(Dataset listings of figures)
________________________________________

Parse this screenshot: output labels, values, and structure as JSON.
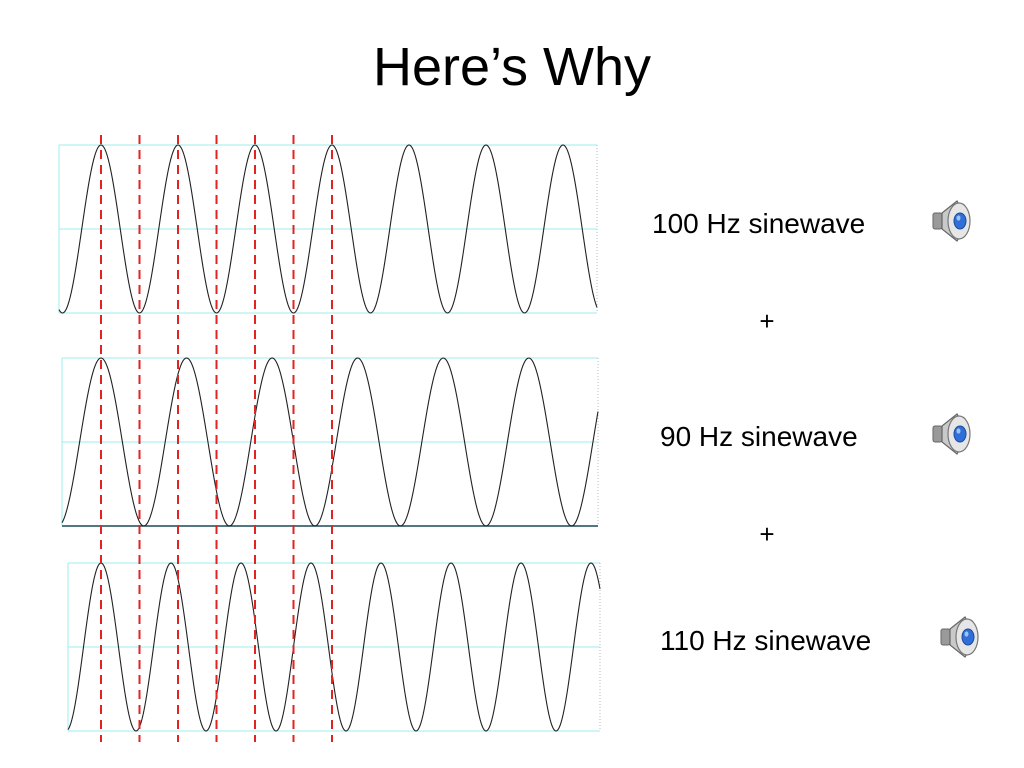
{
  "slide": {
    "title": "Here’s Why",
    "operators": [
      "+",
      "+"
    ]
  },
  "signals": [
    {
      "label": "100 Hz sinewave",
      "frequency_hz": 100,
      "icon": "speaker-icon"
    },
    {
      "label": "90 Hz sinewave",
      "frequency_hz": 90,
      "icon": "speaker-icon"
    },
    {
      "label": "110 Hz sinewave",
      "frequency_hz": 110,
      "icon": "speaker-icon"
    }
  ],
  "colors": {
    "wave": "#222222",
    "grid": "#9feeee",
    "marker": "#e32222",
    "speaker_body": "#9a9a9a",
    "speaker_cone": "#2f6fd6"
  }
}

________________________________________

Written problem:
From the entries, report each line that includes the word "sinewave".

Answer to this task:
      "label": "100 Hz sinewave",
      "label": "90 Hz sinewave",
      "label": "110 Hz sinewave",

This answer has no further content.